BEGIN
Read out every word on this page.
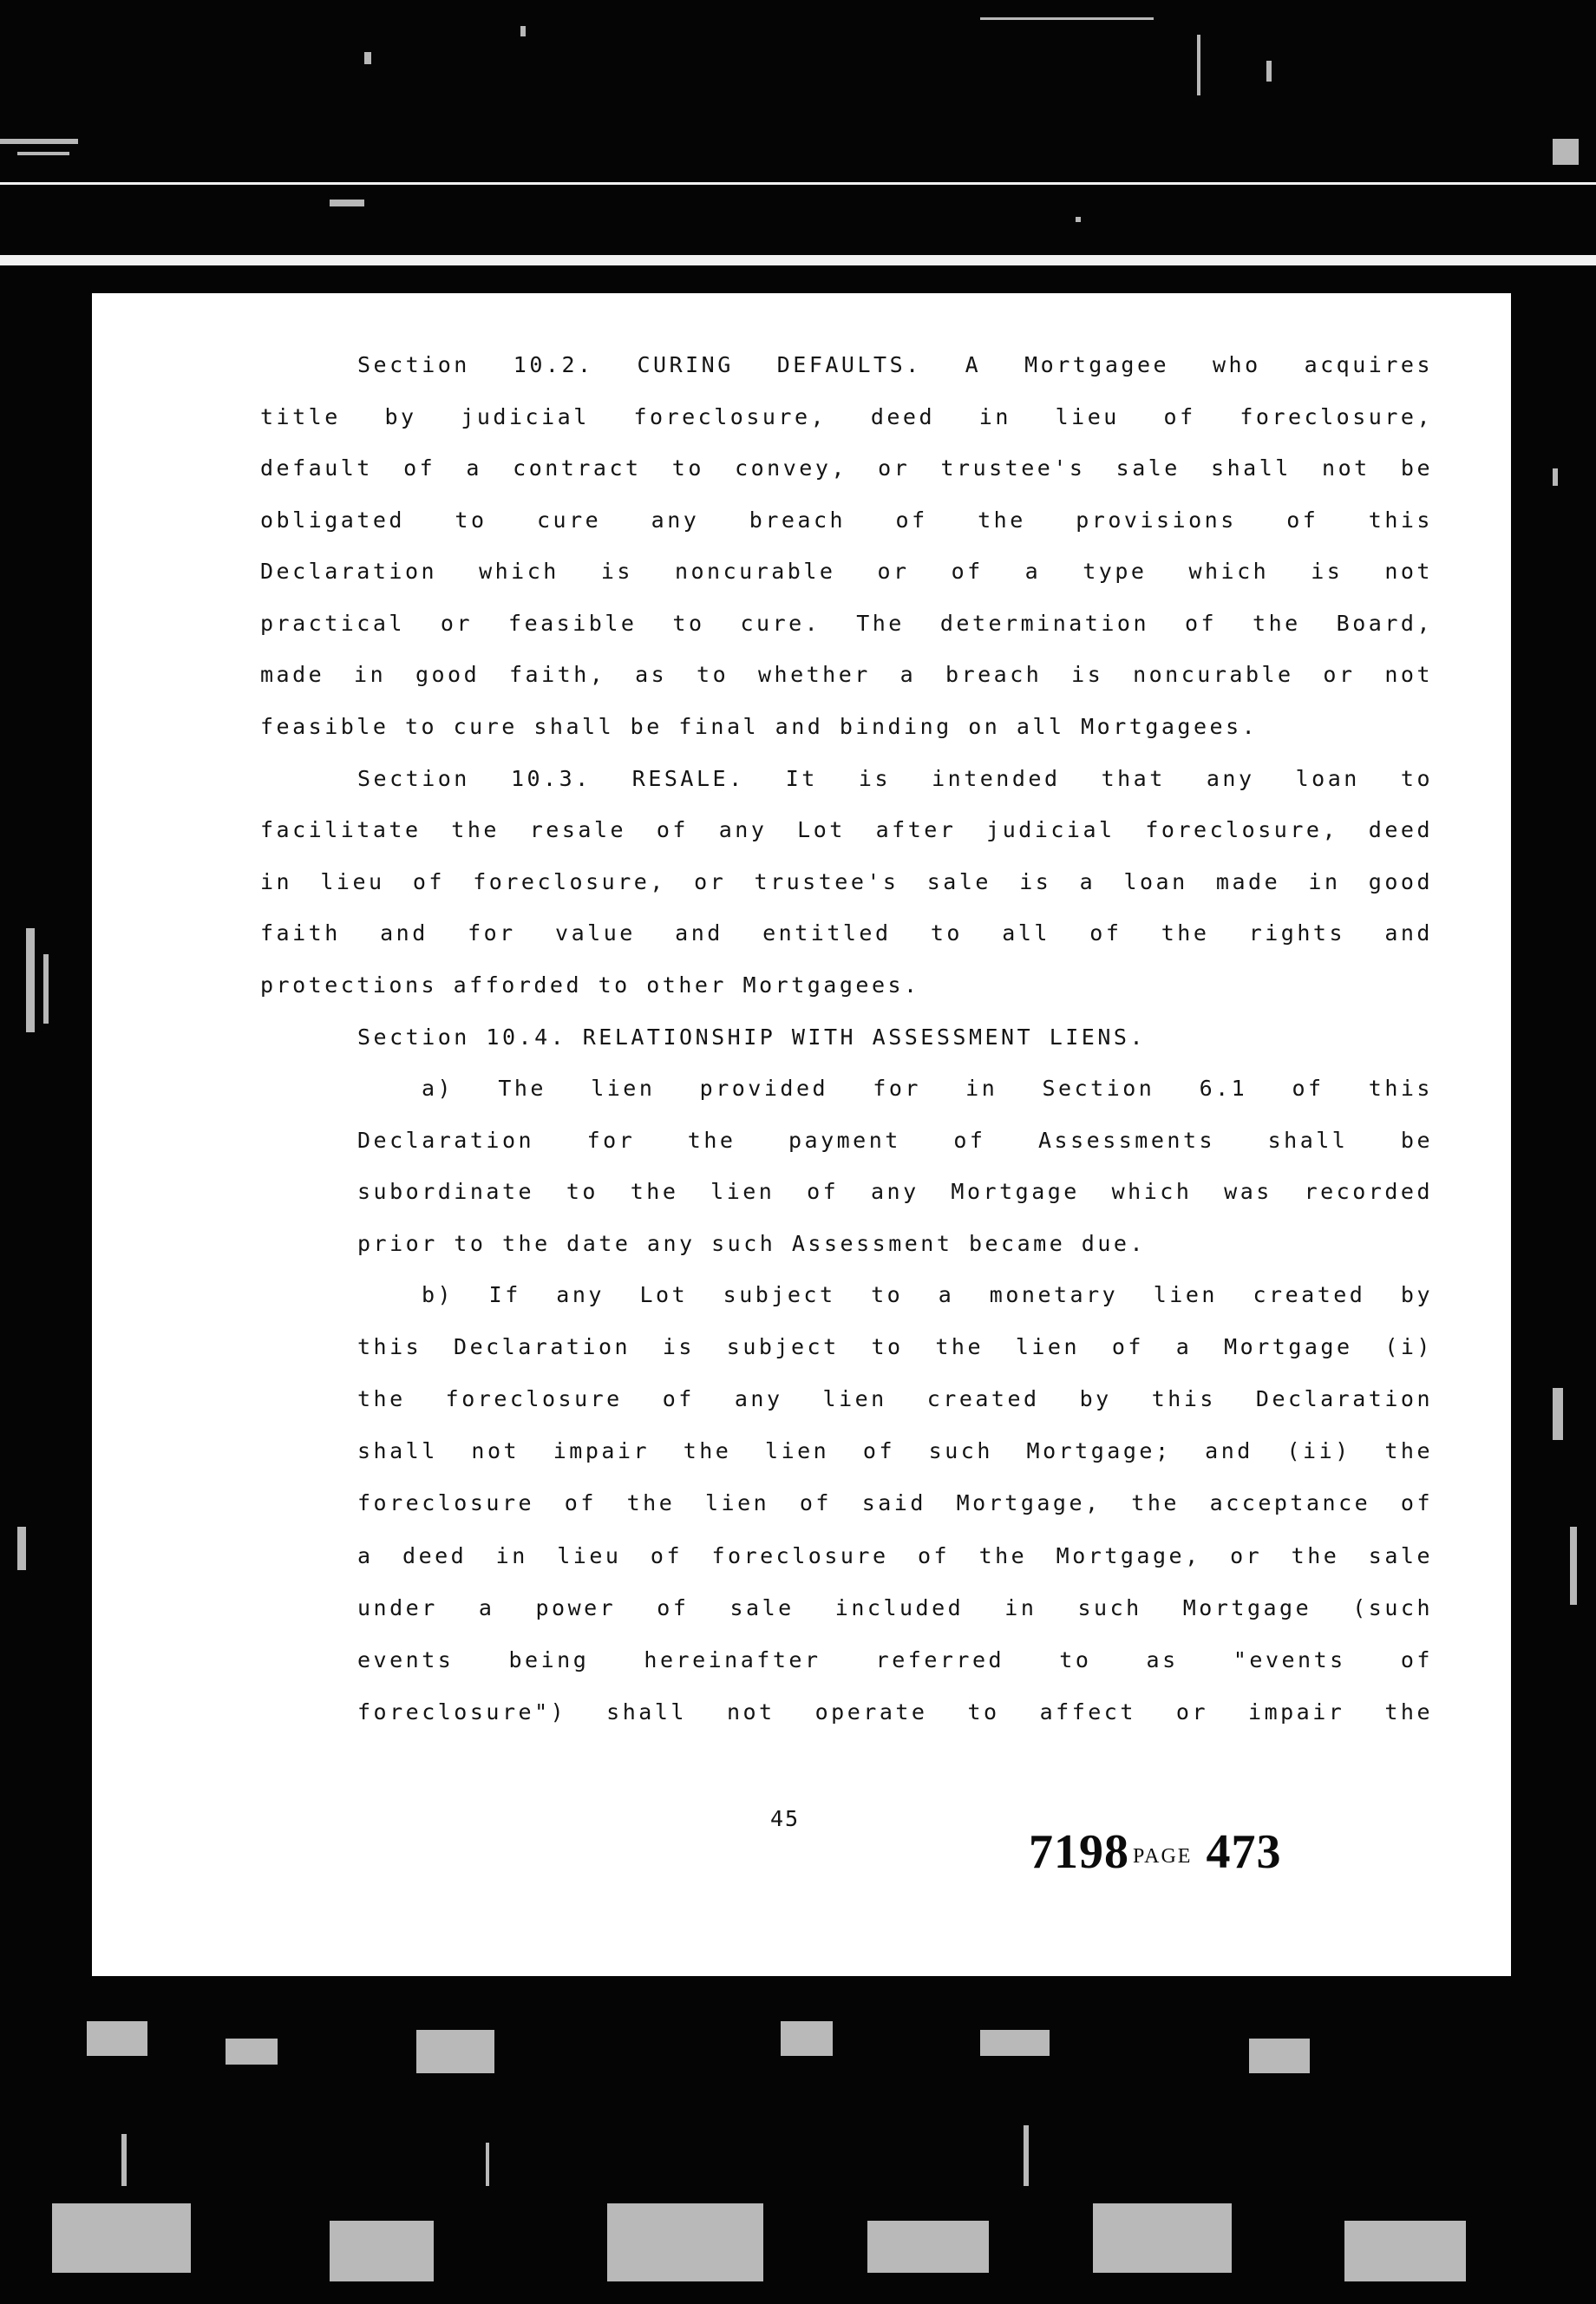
Section 10.2. CURING DEFAULTS. A Mortgagee who acquires
title by judicial foreclosure, deed in lieu of foreclosure,
default of a contract to convey, or trustee's sale shall not be
obligated to cure any breach of the provisions of this
Declaration which is noncurable or of a type which is not
practical or feasible to cure. The determination of the Board,
made in good faith, as to whether a breach is noncurable or not
feasible to cure shall be final and binding on all Mortgagees.
Section 10.3. RESALE. It is intended that any loan to
facilitate the resale of any Lot after judicial foreclosure, deed
in lieu of foreclosure, or trustee's sale is a loan made in good
faith and for value and entitled to all of the rights and
protections afforded to other Mortgagees.
Section 10.4. RELATIONSHIP WITH ASSESSMENT LIENS.
a) The lien provided for in Section 6.1 of this
Declaration for the payment of Assessments shall be
subordinate to the lien of any Mortgage which was recorded
prior to the date any such Assessment became due.
b) If any Lot subject to a monetary lien created by
this Declaration is subject to the lien of a Mortgage (i)
the foreclosure of any lien created by this Declaration
shall not impair the lien of such Mortgage; and (ii) the
foreclosure of the lien of said Mortgage, the acceptance of
a deed in lieu of foreclosure of the Mortgage, or the sale
under a power of sale included in such Mortgage (such
events being hereinafter referred to as "events of
foreclosure") shall not operate to affect or impair the
45
7198 PAGE 473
END
§ Work to be completed:
Print the records word for word and exclude any picture they hold.

§ Complete answer:
Read out every word on this page.
Section 10.2. CURING DEFAULTS. A Mortgagee who acquires
title by judicial foreclosure, deed in lieu of foreclosure,
default of a contract to convey, or trustee's sale shall not be
obligated to cure any breach of the provisions of this
Declaration which is noncurable or of a type which is not
practical or feasible to cure. The determination of the Board,
made in good faith, as to whether a breach is noncurable or not
feasible to cure shall be final and binding on all Mortgagees.
Section 10.3. RESALE. It is intended that any loan to
facilitate the resale of any Lot after judicial foreclosure, deed
in lieu of foreclosure, or trustee's sale is a loan made in good
faith and for value and entitled to all of the rights and
protections afforded to other Mortgagees.
Section 10.4. RELATIONSHIP WITH ASSESSMENT LIENS.
a) The lien provided for in Section 6.1 of this
Declaration for the payment of Assessments shall be
subordinate to the lien of any Mortgage which was recorded
prior to the date any such Assessment became due.
b) If any Lot subject to a monetary lien created by
this Declaration is subject to the lien of a Mortgage (i)
the foreclosure of any lien created by this Declaration
shall not impair the lien of such Mortgage; and (ii) the
foreclosure of the lien of said Mortgage, the acceptance of
a deed in lieu of foreclosure of the Mortgage, or the sale
under a power of sale included in such Mortgage (such
events being hereinafter referred to as "events of
foreclosure") shall not operate to affect or impair the
45
7198 PAGE 473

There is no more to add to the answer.